■ Task instructions ■
In the entries below, count each line holding the word "niittoa". Answer with the total alone.

■ Given data ■
——
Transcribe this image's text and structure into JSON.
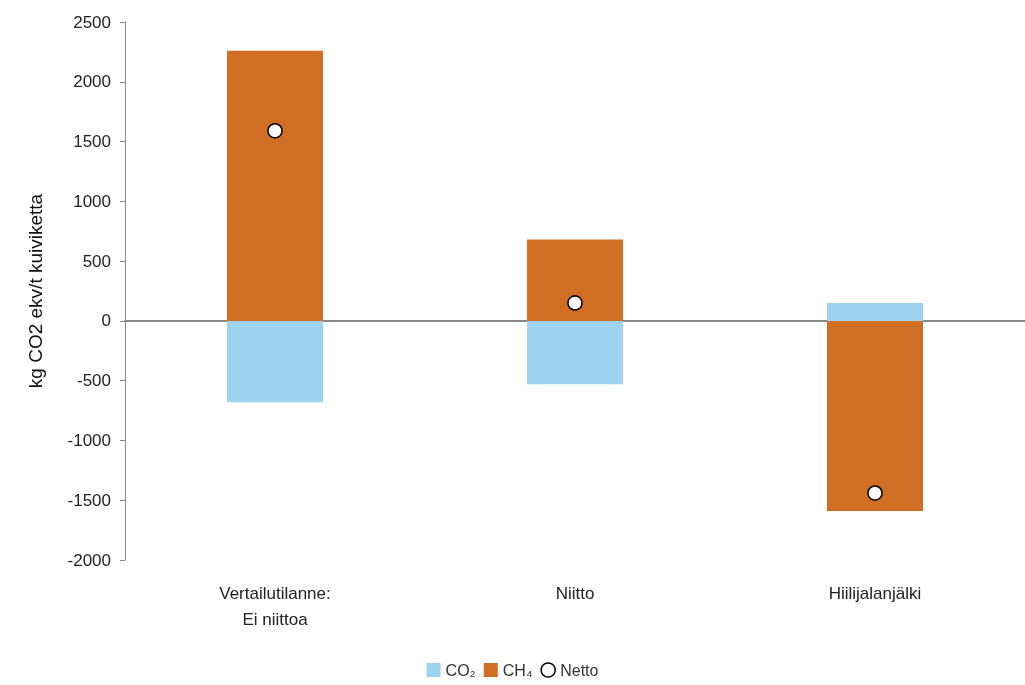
{
  "chart_data": {
    "type": "bar",
    "ylabel": "kg CO2 ekv/t kuiviketta",
    "categories": [
      "Vertailutilanne:\nEi niittoa",
      "Niitto",
      "Hiilijalanjälki"
    ],
    "series": [
      {
        "name": "CO₂",
        "color": "#9dd3ef",
        "values": [
          -680,
          -530,
          150
        ]
      },
      {
        "name": "CH₄",
        "color": "#d06f24",
        "values": [
          2260,
          680,
          -1590
        ]
      },
      {
        "name": "Netto",
        "type": "scatter",
        "color": "#ffffff",
        "x": [
          "Vertailutilanne:\nEi niittoa",
          "Niitto",
          "Hiilijalanjälki"
        ],
        "values": [
          1590,
          150,
          -1440
        ]
      }
    ],
    "stacked": true,
    "ylim": [
      -2000,
      2500
    ],
    "yticks": [
      -2000,
      -1500,
      -1000,
      -500,
      0,
      500,
      1000,
      1500,
      2000,
      2500
    ],
    "legend": "bottom",
    "marker": "circle"
  }
}
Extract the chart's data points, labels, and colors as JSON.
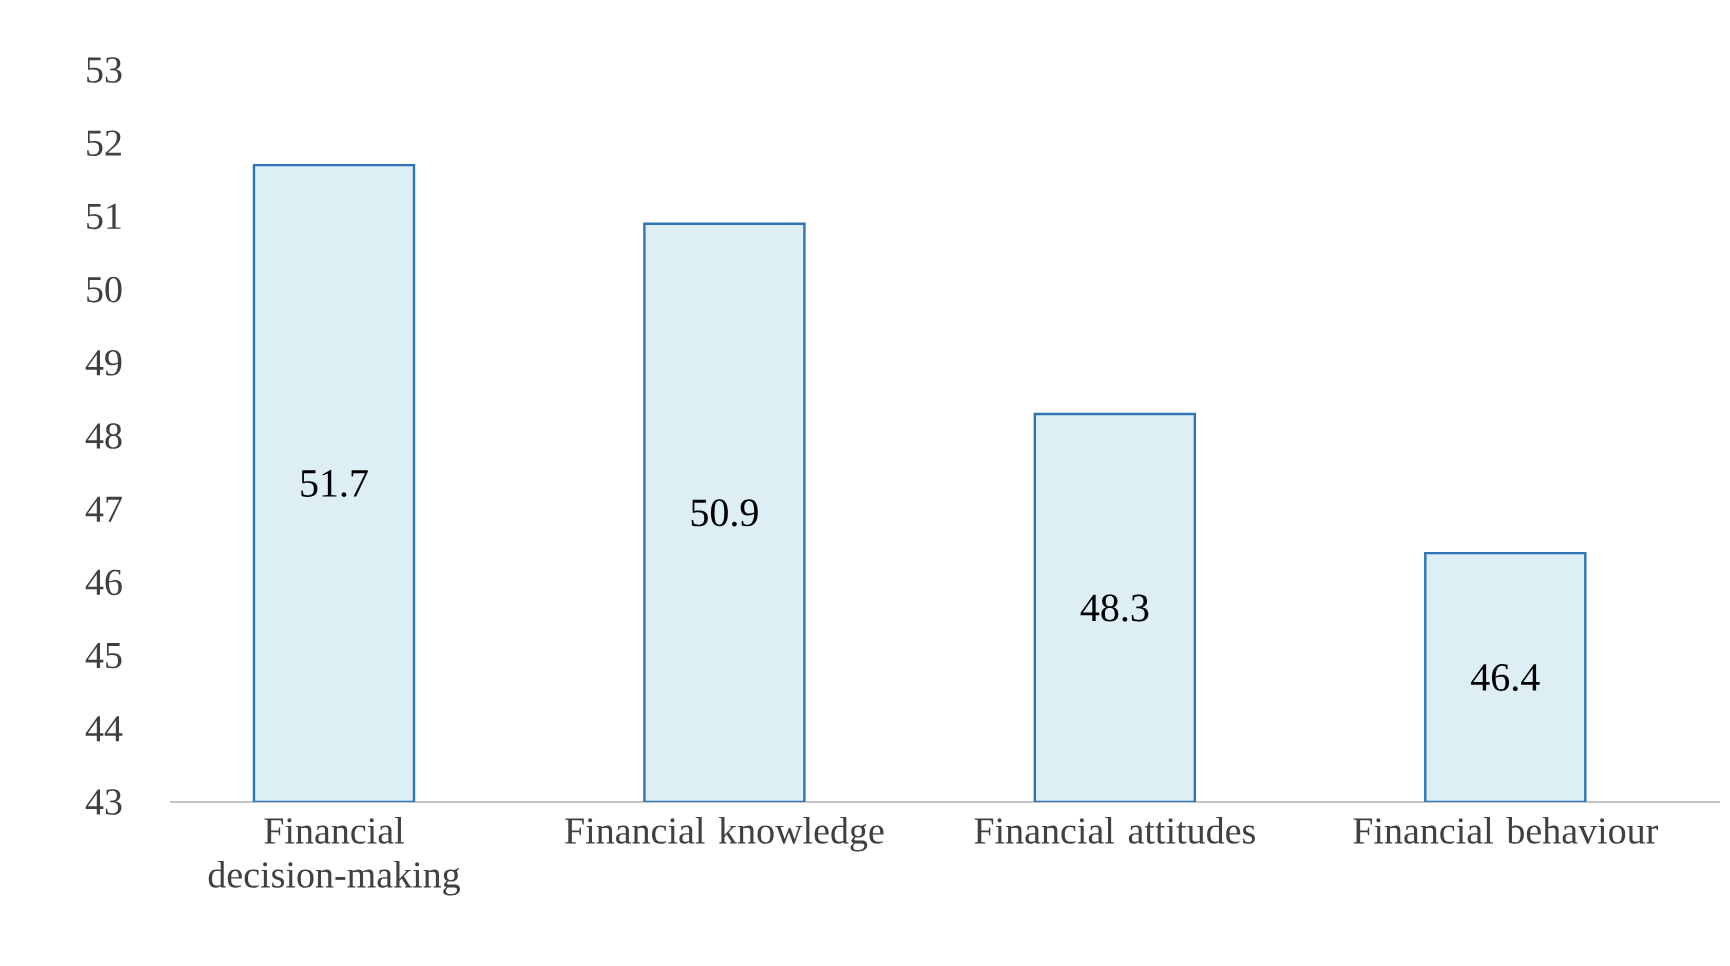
{
  "chart_data": {
    "type": "bar",
    "categories": [
      "Financial decision-making",
      "Financial knowledge",
      "Financial attitudes",
      "Financial behaviour"
    ],
    "values": [
      51.7,
      50.9,
      48.3,
      46.4
    ],
    "color": "#deeef5",
    "ylim": [
      43,
      53
    ],
    "yticks": [
      43,
      44,
      45,
      46,
      47,
      48,
      49,
      50,
      51,
      52,
      53
    ],
    "data_labels": true
  }
}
——
■ The result ■
2